[Stored data]
════════

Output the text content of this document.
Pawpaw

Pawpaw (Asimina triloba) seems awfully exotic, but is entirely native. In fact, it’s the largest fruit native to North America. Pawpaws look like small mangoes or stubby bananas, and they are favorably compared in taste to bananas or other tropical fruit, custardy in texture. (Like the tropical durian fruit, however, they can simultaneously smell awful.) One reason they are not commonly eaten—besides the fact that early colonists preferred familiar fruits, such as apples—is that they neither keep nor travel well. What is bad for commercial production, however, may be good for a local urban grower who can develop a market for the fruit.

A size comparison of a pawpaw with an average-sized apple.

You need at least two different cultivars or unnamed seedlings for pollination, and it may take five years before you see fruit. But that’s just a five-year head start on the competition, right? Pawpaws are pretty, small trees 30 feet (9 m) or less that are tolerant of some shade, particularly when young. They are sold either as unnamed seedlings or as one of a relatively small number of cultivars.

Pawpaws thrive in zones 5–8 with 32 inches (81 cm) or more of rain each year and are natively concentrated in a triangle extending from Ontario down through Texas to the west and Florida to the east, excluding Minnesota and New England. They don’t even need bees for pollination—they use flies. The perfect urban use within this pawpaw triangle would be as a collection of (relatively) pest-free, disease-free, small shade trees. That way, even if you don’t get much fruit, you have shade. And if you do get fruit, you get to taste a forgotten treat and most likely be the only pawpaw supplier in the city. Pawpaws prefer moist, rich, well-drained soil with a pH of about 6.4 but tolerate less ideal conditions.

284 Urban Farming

════════

**Work required:** Your task is to repeat every line exactly.

**Solved exercise:**
Output the text content of this document.
Pawpaw

Pawpaw (Asimina triloba) seems awfully exotic, but is entirely native. In fact, it’s the largest fruit native to North America. Pawpaws look like small mangoes or stubby bananas, and they are favorably compared in taste to bananas or other tropical fruit, custardy in texture. (Like the tropical durian fruit, however, they can simultaneously smell awful.) One reason they are not commonly eaten—besides the fact that early colonists preferred familiar fruits, such as apples—is that they neither keep nor travel well. What is bad for commercial production, however, may be good for a local urban grower who can develop a market for the fruit.

A size comparison of a pawpaw with an average-sized apple.

You need at least two different cultivars or unnamed seedlings for pollination, and it may take five years before you see fruit. But that’s just a five-year head start on the competition, right? Pawpaws are pretty, small trees 30 feet (9 m) or less that are tolerant of some shade, particularly when young. They are sold either as unnamed seedlings or as one of a relatively small number of cultivars.

Pawpaws thrive in zones 5–8 with 32 inches (81 cm) or more of rain each year and are natively concentrated in a triangle extending from Ontario down through Texas to the west and Florida to the east, excluding Minnesota and New England. They don’t even need bees for pollination—they use flies. The perfect urban use within this pawpaw triangle would be as a collection of (relatively) pest-free, disease-free, small shade trees. That way, even if you don’t get much fruit, you have shade. And if you do get fruit, you get to taste a forgotten treat and most likely be the only pawpaw supplier in the city. Pawpaws prefer moist, rich, well-drained soil with a pH of about 6.4 but tolerate less ideal conditions.

284 Urban Farming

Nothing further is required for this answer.